State the number of lines in the material below that have "Hours" in them, without any other text.
[begin Entries provided]
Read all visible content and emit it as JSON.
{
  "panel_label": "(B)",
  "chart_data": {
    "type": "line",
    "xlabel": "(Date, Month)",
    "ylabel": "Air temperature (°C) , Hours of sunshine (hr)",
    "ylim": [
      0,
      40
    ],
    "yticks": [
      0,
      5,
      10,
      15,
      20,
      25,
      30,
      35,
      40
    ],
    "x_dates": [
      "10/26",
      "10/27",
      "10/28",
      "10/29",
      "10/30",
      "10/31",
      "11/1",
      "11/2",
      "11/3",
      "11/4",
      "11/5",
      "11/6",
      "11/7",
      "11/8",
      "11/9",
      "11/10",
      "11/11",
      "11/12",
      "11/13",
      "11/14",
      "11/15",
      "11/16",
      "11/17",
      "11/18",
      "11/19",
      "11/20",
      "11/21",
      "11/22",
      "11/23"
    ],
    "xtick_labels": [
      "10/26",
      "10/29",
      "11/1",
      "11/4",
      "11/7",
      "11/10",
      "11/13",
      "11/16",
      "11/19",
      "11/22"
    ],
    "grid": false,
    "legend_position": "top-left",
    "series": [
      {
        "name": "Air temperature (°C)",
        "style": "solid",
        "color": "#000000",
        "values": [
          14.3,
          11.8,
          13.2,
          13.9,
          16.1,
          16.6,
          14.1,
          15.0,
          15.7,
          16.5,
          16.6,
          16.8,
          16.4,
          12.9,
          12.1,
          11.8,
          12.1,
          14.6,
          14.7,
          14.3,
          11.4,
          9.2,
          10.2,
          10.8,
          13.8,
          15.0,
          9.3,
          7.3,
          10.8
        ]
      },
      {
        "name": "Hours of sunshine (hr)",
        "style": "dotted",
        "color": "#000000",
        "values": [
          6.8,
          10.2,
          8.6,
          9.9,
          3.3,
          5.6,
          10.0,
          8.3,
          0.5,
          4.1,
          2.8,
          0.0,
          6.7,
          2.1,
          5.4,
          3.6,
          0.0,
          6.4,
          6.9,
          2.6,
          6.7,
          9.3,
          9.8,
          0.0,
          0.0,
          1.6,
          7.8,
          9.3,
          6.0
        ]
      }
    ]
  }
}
[end Entries provided]
_Response for this exercise_
2